[start of Record list]

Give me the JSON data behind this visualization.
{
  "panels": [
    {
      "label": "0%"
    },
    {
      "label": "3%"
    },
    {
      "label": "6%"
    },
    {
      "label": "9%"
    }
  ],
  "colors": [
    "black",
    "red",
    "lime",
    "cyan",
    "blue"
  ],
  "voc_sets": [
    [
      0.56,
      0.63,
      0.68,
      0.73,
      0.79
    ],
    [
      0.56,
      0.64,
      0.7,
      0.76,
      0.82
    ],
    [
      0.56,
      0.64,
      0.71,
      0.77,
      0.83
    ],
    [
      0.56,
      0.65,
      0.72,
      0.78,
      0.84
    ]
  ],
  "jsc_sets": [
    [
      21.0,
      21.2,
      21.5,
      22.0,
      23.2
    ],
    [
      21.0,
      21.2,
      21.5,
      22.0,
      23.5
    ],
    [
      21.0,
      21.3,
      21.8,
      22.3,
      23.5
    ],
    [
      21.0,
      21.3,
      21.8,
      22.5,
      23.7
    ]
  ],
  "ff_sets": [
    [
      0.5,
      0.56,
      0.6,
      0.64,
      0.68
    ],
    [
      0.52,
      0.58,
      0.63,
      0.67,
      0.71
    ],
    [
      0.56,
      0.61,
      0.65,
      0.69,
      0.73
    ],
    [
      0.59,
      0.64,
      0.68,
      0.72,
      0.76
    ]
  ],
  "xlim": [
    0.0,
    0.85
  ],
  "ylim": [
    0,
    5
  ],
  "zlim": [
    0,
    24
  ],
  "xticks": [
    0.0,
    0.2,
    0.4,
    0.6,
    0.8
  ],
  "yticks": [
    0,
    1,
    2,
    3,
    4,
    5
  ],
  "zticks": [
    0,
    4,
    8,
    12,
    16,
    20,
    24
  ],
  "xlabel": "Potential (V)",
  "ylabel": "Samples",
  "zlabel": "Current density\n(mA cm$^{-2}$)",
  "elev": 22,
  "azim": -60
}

[end of Record list]

◆ Task instructions
Return every line exactly.

◆ Exercise response
Give me the JSON data behind this visualization.
{
  "panels": [
    {
      "label": "0%"
    },
    {
      "label": "3%"
    },
    {
      "label": "6%"
    },
    {
      "label": "9%"
    }
  ],
  "colors": [
    "black",
    "red",
    "lime",
    "cyan",
    "blue"
  ],
  "voc_sets": [
    [
      0.56,
      0.63,
      0.68,
      0.73,
      0.79
    ],
    [
      0.56,
      0.64,
      0.7,
      0.76,
      0.82
    ],
    [
      0.56,
      0.64,
      0.71,
      0.77,
      0.83
    ],
    [
      0.56,
      0.65,
      0.72,
      0.78,
      0.84
    ]
  ],
  "jsc_sets": [
    [
      21.0,
      21.2,
      21.5,
      22.0,
      23.2
    ],
    [
      21.0,
      21.2,
      21.5,
      22.0,
      23.5
    ],
    [
      21.0,
      21.3,
      21.8,
      22.3,
      23.5
    ],
    [
      21.0,
      21.3,
      21.8,
      22.5,
      23.7
    ]
  ],
  "ff_sets": [
    [
      0.5,
      0.56,
      0.6,
      0.64,
      0.68
    ],
    [
      0.52,
      0.58,
      0.63,
      0.67,
      0.71
    ],
    [
      0.56,
      0.61,
      0.65,
      0.69,
      0.73
    ],
    [
      0.59,
      0.64,
      0.68,
      0.72,
      0.76
    ]
  ],
  "xlim": [
    0.0,
    0.85
  ],
  "ylim": [
    0,
    5
  ],
  "zlim": [
    0,
    24
  ],
  "xticks": [
    0.0,
    0.2,
    0.4,
    0.6,
    0.8
  ],
  "yticks": [
    0,
    1,
    2,
    3,
    4,
    5
  ],
  "zticks": [
    0,
    4,
    8,
    12,
    16,
    20,
    24
  ],
  "xlabel": "Potential (V)",
  "ylabel": "Samples",
  "zlabel": "Current density\n(mA cm$^{-2}$)",
  "elev": 22,
  "azim": -60
}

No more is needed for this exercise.